Exercise description: Will you restate verbatim the lines running from the line with "Give me the" to the end of the data, leaving out everything else?

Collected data

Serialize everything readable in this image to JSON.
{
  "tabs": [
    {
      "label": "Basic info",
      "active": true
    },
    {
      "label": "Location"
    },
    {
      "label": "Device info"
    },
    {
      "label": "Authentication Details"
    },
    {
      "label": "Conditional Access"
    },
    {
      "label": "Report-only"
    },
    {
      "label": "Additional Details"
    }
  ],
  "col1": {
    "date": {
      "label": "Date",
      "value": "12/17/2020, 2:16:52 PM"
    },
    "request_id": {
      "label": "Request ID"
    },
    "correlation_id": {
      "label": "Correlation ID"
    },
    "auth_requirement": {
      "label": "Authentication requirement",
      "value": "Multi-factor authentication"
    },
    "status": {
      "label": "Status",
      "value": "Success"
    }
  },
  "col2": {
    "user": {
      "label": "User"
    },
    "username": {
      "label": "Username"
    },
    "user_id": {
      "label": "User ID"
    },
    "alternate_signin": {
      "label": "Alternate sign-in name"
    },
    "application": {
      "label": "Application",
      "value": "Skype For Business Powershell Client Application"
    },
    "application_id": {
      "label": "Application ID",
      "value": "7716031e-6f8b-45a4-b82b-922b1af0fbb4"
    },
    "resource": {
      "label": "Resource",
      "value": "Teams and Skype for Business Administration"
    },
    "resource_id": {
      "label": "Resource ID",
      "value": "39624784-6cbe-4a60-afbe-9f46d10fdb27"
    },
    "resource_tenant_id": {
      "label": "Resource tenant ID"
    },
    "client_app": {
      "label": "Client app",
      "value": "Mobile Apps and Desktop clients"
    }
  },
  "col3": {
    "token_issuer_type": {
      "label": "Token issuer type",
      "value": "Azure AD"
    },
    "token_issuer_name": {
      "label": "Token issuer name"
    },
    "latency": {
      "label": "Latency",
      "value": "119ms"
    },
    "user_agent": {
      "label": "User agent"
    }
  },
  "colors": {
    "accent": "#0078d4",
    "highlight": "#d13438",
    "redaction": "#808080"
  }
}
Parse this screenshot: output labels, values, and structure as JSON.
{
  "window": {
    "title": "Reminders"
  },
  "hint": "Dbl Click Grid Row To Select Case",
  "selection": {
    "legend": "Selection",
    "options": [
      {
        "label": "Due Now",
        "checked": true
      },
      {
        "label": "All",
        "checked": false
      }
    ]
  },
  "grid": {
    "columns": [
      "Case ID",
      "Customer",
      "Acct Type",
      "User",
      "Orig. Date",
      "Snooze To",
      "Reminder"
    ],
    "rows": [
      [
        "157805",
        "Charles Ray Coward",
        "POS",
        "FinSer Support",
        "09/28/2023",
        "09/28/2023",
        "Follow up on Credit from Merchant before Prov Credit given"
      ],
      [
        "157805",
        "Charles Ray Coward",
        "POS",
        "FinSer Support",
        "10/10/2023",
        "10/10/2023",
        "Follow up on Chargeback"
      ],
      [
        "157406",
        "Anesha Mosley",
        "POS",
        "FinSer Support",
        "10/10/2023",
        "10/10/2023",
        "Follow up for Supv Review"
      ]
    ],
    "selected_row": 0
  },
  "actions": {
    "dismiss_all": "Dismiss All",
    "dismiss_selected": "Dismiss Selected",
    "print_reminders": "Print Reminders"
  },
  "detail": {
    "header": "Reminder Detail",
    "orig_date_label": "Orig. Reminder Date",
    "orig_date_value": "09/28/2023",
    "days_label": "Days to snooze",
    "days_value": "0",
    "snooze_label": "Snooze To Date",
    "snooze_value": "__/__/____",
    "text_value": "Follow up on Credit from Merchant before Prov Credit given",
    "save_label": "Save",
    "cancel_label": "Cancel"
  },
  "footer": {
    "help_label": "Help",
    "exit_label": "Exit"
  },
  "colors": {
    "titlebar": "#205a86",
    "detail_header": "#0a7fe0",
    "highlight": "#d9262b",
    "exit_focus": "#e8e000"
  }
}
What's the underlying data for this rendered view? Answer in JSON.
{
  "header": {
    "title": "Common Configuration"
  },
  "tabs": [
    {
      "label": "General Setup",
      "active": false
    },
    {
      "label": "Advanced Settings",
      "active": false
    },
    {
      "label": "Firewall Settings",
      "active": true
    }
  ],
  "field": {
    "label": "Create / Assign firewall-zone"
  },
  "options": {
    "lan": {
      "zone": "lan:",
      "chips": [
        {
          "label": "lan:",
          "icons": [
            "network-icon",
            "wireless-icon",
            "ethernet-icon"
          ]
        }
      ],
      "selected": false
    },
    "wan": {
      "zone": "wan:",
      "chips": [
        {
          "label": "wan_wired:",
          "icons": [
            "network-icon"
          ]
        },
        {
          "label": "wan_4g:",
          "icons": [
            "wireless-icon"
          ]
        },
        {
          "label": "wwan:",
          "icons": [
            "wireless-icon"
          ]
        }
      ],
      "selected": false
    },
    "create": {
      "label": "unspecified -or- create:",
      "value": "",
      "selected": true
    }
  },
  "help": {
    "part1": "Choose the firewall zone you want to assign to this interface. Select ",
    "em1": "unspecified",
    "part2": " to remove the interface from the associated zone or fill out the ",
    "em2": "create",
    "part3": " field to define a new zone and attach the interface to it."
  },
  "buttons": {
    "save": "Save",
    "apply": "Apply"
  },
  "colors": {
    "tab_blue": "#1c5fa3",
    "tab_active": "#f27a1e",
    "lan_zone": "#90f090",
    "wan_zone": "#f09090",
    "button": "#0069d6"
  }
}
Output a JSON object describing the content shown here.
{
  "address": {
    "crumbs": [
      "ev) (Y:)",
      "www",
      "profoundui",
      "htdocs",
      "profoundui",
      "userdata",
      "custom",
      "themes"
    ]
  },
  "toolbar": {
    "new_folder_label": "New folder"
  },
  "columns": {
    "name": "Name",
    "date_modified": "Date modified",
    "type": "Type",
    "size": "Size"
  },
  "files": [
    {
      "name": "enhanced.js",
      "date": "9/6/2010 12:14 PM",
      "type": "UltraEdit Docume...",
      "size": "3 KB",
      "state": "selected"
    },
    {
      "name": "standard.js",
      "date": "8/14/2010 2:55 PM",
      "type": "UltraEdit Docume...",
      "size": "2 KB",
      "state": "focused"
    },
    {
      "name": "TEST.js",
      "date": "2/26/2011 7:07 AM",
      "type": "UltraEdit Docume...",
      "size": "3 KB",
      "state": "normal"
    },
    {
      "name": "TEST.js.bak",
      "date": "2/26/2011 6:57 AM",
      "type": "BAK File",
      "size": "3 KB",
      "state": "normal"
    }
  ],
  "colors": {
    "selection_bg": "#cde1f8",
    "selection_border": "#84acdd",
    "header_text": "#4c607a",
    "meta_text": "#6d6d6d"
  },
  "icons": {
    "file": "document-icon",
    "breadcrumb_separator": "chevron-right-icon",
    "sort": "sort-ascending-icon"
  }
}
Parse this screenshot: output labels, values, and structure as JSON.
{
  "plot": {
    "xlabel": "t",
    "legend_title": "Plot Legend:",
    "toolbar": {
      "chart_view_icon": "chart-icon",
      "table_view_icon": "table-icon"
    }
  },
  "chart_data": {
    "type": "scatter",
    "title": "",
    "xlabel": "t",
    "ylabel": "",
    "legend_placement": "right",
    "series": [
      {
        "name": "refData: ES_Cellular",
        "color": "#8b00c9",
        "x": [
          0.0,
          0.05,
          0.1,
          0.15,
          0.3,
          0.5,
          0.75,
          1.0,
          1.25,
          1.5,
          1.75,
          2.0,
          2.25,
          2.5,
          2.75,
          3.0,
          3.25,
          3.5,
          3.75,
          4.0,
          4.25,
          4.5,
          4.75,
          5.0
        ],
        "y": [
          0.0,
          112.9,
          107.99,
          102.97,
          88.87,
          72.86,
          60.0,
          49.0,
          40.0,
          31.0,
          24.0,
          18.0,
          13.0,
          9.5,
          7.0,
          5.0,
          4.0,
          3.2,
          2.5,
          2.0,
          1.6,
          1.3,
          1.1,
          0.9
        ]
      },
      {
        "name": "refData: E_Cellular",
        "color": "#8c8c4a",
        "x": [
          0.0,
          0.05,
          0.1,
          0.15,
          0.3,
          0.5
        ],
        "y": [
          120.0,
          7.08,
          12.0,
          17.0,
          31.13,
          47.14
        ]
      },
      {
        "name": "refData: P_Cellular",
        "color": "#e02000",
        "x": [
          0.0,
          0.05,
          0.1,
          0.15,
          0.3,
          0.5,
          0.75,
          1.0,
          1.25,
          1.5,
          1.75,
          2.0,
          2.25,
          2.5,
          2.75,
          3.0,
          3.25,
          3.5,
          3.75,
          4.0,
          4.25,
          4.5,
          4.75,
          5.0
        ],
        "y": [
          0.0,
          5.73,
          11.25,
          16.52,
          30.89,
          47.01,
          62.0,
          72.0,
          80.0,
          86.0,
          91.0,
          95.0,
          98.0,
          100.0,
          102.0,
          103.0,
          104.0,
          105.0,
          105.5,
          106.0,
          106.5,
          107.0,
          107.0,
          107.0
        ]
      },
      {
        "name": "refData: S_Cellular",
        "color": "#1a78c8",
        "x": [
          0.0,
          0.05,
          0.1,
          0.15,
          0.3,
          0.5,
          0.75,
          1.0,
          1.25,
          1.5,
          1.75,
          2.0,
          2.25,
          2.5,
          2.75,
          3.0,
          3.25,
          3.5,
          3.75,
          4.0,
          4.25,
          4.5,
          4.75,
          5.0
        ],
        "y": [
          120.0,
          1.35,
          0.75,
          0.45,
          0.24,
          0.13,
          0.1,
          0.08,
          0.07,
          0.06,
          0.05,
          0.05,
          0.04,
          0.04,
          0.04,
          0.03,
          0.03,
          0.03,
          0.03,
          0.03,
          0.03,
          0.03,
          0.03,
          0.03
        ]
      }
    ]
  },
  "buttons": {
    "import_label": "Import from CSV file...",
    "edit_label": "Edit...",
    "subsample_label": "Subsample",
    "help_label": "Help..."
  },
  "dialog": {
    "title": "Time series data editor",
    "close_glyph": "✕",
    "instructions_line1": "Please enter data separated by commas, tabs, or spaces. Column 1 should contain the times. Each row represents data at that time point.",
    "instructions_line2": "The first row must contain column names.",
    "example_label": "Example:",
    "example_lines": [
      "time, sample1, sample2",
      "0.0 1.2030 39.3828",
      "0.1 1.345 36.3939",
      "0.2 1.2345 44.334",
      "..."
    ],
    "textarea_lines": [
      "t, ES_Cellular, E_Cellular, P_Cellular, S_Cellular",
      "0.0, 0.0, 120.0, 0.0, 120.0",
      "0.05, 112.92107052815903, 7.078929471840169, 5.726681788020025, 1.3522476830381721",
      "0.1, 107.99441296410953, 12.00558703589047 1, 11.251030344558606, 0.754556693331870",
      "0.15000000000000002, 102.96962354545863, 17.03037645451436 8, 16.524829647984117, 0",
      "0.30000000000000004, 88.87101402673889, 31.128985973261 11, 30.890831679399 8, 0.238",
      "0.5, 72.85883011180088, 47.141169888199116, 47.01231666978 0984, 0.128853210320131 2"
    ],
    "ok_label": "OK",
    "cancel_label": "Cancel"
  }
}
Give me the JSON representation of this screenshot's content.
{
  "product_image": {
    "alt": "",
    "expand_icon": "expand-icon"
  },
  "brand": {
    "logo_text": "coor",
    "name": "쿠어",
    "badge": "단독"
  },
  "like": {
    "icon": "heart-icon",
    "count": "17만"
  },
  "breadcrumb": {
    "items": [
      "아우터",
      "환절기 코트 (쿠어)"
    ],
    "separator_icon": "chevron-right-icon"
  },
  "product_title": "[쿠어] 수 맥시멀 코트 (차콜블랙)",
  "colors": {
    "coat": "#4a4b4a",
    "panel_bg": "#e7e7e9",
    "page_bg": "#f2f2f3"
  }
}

Result of the task:
Give me the JSON representation of this screenshot's content.
{
  "product_image": {
    "alt": "",
    "expand_icon": "expand-icon"
  },
  "brand": {
    "logo_text": "coor",
    "name": "쿠어",
    "badge": "단독"
  },
  "like": {
    "icon": "heart-icon",
    "count": "17만"
  },
  "breadcrumb": {
    "items": [
      "아우터",
      "환절기 코트 (쿠어)"
    ],
    "separator_icon": "chevron-right-icon"
  },
  "product_title": "[쿠어] 수 맥시멀 코트 (차콜블랙)",
  "colors": {
    "coat": "#4a4b4a",
    "panel_bg": "#e7e7e9",
    "page_bg": "#f2f2f3"
  }
}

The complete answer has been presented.